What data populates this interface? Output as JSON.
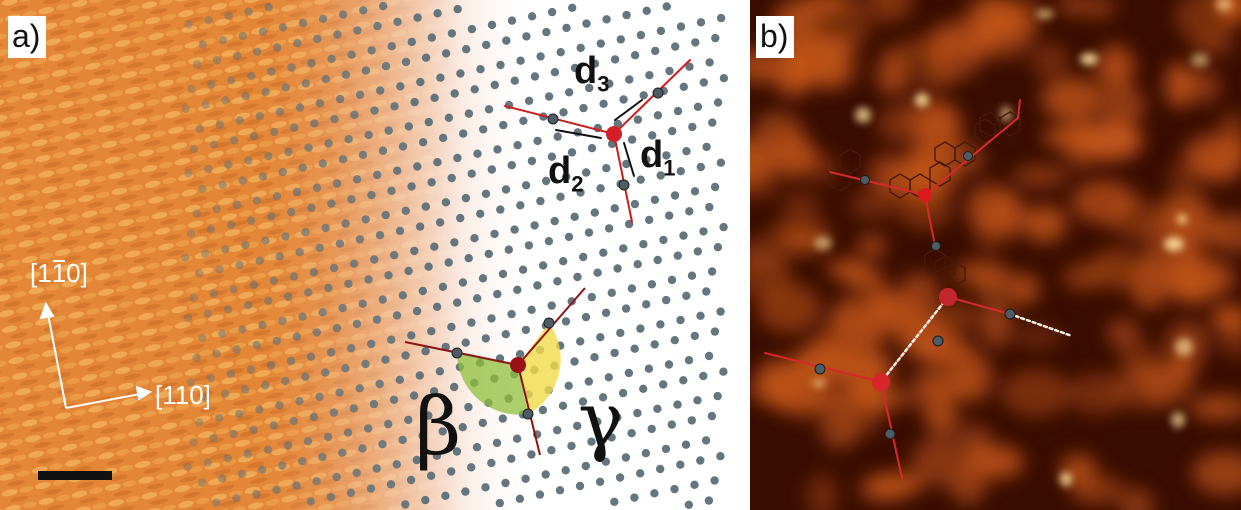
{
  "figure": {
    "panel_a": {
      "label": "a)",
      "direction_vertical": {
        "prefix": "[1",
        "barred": "1",
        "suffix": "0]"
      },
      "direction_horizontal": "[110]",
      "distance_labels": [
        {
          "letter": "d",
          "sub": "3"
        },
        {
          "letter": "d",
          "sub": "2"
        },
        {
          "letter": "d",
          "sub": "1"
        }
      ],
      "angle_labels": {
        "beta": "β",
        "gamma": "γ"
      },
      "colors": {
        "stm_surface": "#e08a3a",
        "lattice_dot": "#5d6f78",
        "bond_line": "#cc1e1e",
        "center_atom": "#d21f2a",
        "angle_beta": "#8fbf3a",
        "angle_gamma": "#f0dc4a"
      }
    },
    "panel_b": {
      "label": "b)",
      "colors": {
        "background": "#3a0d02",
        "molecule": "#d9621c",
        "highlight": "#ffe08a",
        "bond_line": "#d42a2a"
      }
    }
  }
}
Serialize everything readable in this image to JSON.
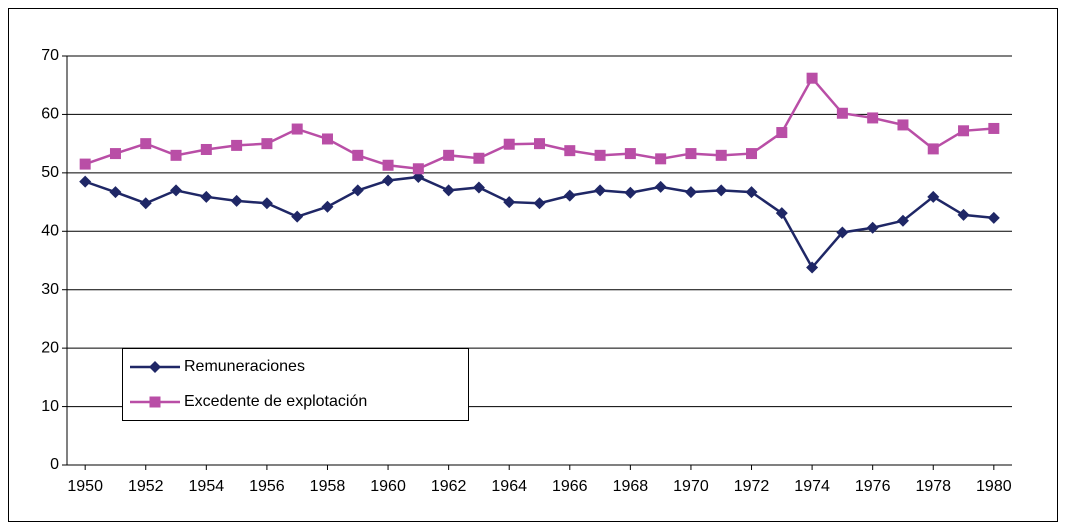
{
  "chart_data": {
    "type": "line",
    "x": [
      1950,
      1951,
      1952,
      1953,
      1954,
      1955,
      1956,
      1957,
      1958,
      1959,
      1960,
      1961,
      1962,
      1963,
      1964,
      1965,
      1966,
      1967,
      1968,
      1969,
      1970,
      1971,
      1972,
      1973,
      1974,
      1975,
      1976,
      1977,
      1978,
      1979,
      1980
    ],
    "series": [
      {
        "name": "Remuneraciones",
        "color": "#1f2766",
        "marker": "diamond",
        "values": [
          48.5,
          46.7,
          44.8,
          47.0,
          45.9,
          45.2,
          44.8,
          42.5,
          44.2,
          47.0,
          48.7,
          49.3,
          47.0,
          47.5,
          45.0,
          44.8,
          46.1,
          47.0,
          46.6,
          47.6,
          46.7,
          47.0,
          46.7,
          43.1,
          33.8,
          39.8,
          40.6,
          41.8,
          45.9,
          42.8,
          42.3
        ]
      },
      {
        "name": "Excedente de explotación",
        "color": "#b94ea6",
        "marker": "square",
        "values": [
          51.5,
          53.3,
          55.0,
          53.0,
          54.0,
          54.7,
          55.0,
          57.5,
          55.8,
          53.0,
          51.3,
          50.7,
          53.0,
          52.5,
          54.9,
          55.0,
          53.8,
          53.0,
          53.3,
          52.4,
          53.3,
          53.0,
          53.3,
          56.9,
          66.2,
          60.2,
          59.4,
          58.2,
          54.1,
          57.2,
          57.6
        ]
      }
    ],
    "xlim": [
      1949.4,
      1980.6
    ],
    "xticks": [
      1950,
      1952,
      1954,
      1956,
      1958,
      1960,
      1962,
      1964,
      1966,
      1968,
      1970,
      1972,
      1974,
      1976,
      1978,
      1980
    ],
    "ylim": [
      0,
      70
    ],
    "yticks": [
      0,
      10,
      20,
      30,
      40,
      50,
      60,
      70
    ],
    "grid": true,
    "legend": "lower left"
  }
}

**EXERCISE OBJECTIVE:** Without the pictures, print the whole listing exactly as given.

**THE OUTPUT:**
What data populates this interface? Output as JSON.
{
  "figure": {
    "panel_a": {
      "label": "a)",
      "direction_vertical": {
        "prefix": "[1",
        "barred": "1",
        "suffix": "0]"
      },
      "direction_horizontal": "[110]",
      "distance_labels": [
        {
          "letter": "d",
          "sub": "3"
        },
        {
          "letter": "d",
          "sub": "2"
        },
        {
          "letter": "d",
          "sub": "1"
        }
      ],
      "angle_labels": {
        "beta": "β",
        "gamma": "γ"
      },
      "colors": {
        "stm_surface": "#e08a3a",
        "lattice_dot": "#5d6f78",
        "bond_line": "#cc1e1e",
        "center_atom": "#d21f2a",
        "angle_beta": "#8fbf3a",
        "angle_gamma": "#f0dc4a"
      }
    },
    "panel_b": {
      "label": "b)",
      "colors": {
        "background": "#3a0d02",
        "molecule": "#d9621c",
        "highlight": "#ffe08a",
        "bond_line": "#d42a2a"
      }
    }
  }
}
Serialize everything readable in this image to JSON.
{
  "chart_data": {
    "type": "line",
    "x": [
      1950,
      1951,
      1952,
      1953,
      1954,
      1955,
      1956,
      1957,
      1958,
      1959,
      1960,
      1961,
      1962,
      1963,
      1964,
      1965,
      1966,
      1967,
      1968,
      1969,
      1970,
      1971,
      1972,
      1973,
      1974,
      1975,
      1976,
      1977,
      1978,
      1979,
      1980
    ],
    "series": [
      {
        "name": "Remuneraciones",
        "color": "#1f2766",
        "marker": "diamond",
        "values": [
          48.5,
          46.7,
          44.8,
          47.0,
          45.9,
          45.2,
          44.8,
          42.5,
          44.2,
          47.0,
          48.7,
          49.3,
          47.0,
          47.5,
          45.0,
          44.8,
          46.1,
          47.0,
          46.6,
          47.6,
          46.7,
          47.0,
          46.7,
          43.1,
          33.8,
          39.8,
          40.6,
          41.8,
          45.9,
          42.8,
          42.3
        ]
      },
      {
        "name": "Excedente de explotación",
        "color": "#b94ea6",
        "marker": "square",
        "values": [
          51.5,
          53.3,
          55.0,
          53.0,
          54.0,
          54.7,
          55.0,
          57.5,
          55.8,
          53.0,
          51.3,
          50.7,
          53.0,
          52.5,
          54.9,
          55.0,
          53.8,
          53.0,
          53.3,
          52.4,
          53.3,
          53.0,
          53.3,
          56.9,
          66.2,
          60.2,
          59.4,
          58.2,
          54.1,
          57.2,
          57.6
        ]
      }
    ],
    "xlim": [
      1949.4,
      1980.6
    ],
    "xticks": [
      1950,
      1952,
      1954,
      1956,
      1958,
      1960,
      1962,
      1964,
      1966,
      1968,
      1970,
      1972,
      1974,
      1976,
      1978,
      1980
    ],
    "ylim": [
      0,
      70
    ],
    "yticks": [
      0,
      10,
      20,
      30,
      40,
      50,
      60,
      70
    ],
    "grid": true,
    "legend": "lower left"
  }
}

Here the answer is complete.